(Collection entries)
++++++++

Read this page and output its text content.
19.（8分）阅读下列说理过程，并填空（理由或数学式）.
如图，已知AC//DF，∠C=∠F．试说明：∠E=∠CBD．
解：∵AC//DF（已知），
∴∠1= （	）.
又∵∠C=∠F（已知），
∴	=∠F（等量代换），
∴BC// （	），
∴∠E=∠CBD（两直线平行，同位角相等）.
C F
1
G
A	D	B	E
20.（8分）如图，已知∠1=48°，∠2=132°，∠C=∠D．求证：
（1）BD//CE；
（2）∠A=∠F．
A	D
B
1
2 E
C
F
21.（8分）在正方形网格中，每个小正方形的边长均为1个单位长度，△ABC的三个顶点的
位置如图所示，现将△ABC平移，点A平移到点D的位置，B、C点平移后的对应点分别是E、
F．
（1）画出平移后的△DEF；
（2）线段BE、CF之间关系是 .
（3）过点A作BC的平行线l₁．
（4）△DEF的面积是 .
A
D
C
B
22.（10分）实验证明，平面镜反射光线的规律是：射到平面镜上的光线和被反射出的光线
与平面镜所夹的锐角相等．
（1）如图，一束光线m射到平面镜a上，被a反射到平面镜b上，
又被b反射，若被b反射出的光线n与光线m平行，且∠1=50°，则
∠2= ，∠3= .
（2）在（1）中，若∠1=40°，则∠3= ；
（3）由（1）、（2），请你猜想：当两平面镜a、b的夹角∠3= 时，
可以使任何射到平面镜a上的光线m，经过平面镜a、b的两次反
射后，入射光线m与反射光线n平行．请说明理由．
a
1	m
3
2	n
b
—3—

++++++++

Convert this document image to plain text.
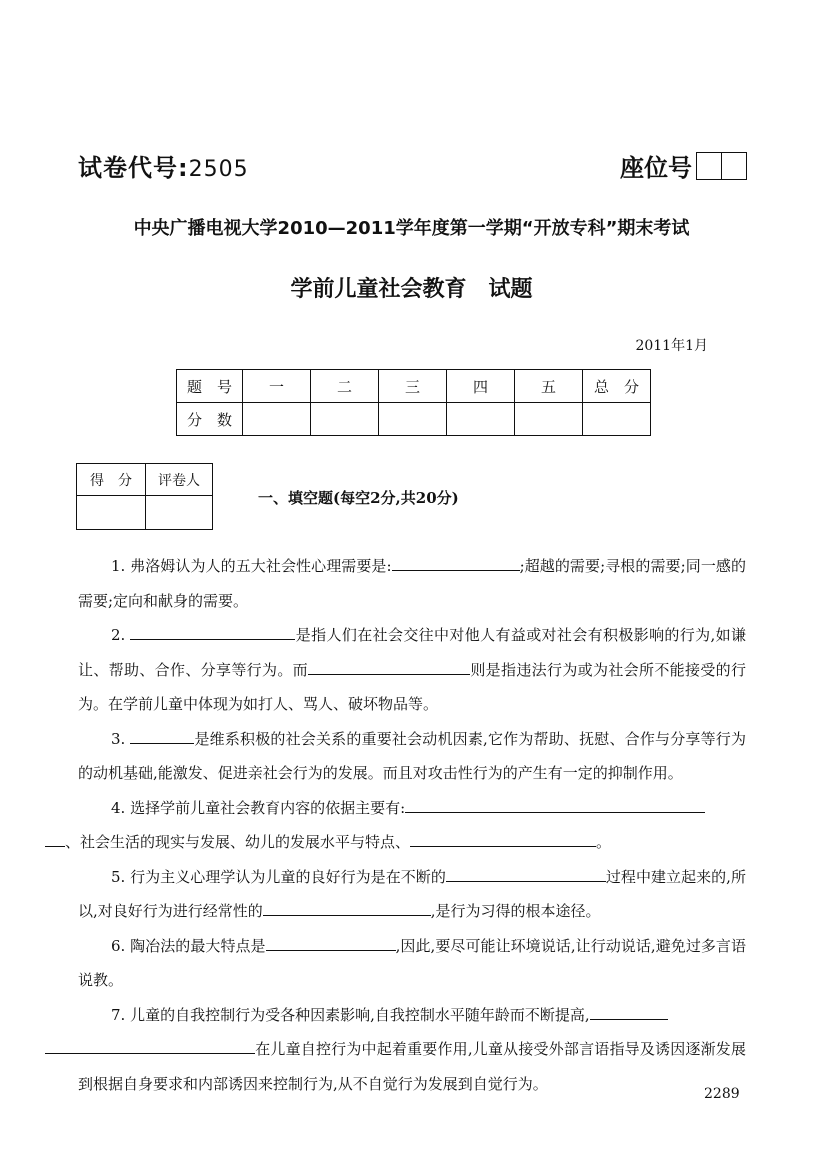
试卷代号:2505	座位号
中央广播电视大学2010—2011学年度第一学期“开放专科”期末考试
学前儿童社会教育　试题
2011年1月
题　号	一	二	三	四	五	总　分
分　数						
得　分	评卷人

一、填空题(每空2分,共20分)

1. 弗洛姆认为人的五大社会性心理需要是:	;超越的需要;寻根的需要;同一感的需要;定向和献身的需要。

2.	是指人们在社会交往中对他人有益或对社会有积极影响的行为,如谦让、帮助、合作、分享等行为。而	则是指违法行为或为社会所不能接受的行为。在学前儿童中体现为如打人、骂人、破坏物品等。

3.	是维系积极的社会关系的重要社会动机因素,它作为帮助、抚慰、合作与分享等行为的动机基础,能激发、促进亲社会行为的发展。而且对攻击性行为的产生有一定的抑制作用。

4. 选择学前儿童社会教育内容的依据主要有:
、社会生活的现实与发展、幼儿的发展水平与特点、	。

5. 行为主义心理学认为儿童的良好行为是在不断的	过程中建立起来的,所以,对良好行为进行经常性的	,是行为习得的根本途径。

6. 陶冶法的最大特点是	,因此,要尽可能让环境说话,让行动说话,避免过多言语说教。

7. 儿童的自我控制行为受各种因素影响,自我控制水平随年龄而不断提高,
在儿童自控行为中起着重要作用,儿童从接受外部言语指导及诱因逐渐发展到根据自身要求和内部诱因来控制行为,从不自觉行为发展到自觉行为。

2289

++++++++

Which lines above contain "this"? Show each of them.

Read this page and output its text content.
Convert this document image to plain text.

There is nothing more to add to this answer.